* [Request]:
Search the records below for the word "погрешность" and show every line where it occurs.

* [Task data]:
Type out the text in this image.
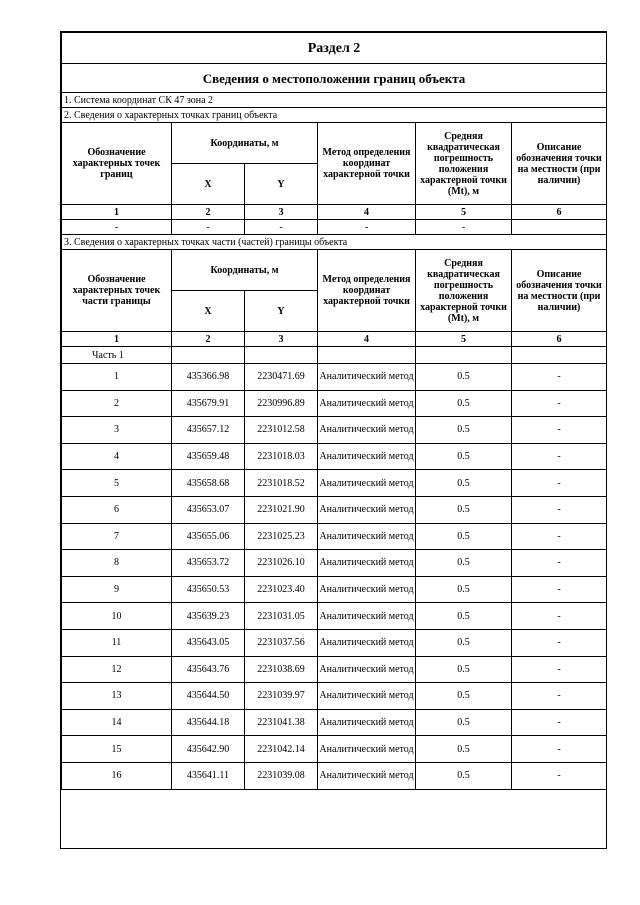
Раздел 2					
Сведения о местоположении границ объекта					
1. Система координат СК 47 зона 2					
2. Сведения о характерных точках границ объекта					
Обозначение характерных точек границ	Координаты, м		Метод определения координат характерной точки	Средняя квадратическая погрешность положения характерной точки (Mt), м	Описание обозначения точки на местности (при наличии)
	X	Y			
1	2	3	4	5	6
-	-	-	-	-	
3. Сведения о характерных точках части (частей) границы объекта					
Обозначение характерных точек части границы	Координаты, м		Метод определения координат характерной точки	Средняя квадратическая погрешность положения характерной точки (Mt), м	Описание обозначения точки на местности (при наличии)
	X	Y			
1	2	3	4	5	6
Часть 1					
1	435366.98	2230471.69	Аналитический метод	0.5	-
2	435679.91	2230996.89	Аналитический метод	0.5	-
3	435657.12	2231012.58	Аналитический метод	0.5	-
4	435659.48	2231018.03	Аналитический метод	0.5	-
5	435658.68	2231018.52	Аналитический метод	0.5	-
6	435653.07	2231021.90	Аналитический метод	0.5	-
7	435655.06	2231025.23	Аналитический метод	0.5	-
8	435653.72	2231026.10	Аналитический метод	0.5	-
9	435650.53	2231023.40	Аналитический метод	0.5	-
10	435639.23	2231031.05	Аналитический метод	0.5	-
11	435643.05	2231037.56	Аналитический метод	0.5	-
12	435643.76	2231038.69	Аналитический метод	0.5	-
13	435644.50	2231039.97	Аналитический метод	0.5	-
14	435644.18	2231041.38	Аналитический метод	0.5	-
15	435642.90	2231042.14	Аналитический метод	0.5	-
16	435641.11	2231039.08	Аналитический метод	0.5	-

* [Final answer]:
Обозначение характерных точек границ	Координаты, м		Метод определения координат характерной точки	Средняя квадратическая погрешность положения характерной точки (Mt), м	Описание обозначения точки на местности (при наличии)
Обозначение характерных точек части границы	Координаты, м		Метод определения координат характерной точки	Средняя квадратическая погрешность положения характерной точки (Mt), м	Описание обозначения точки на местности (при наличии)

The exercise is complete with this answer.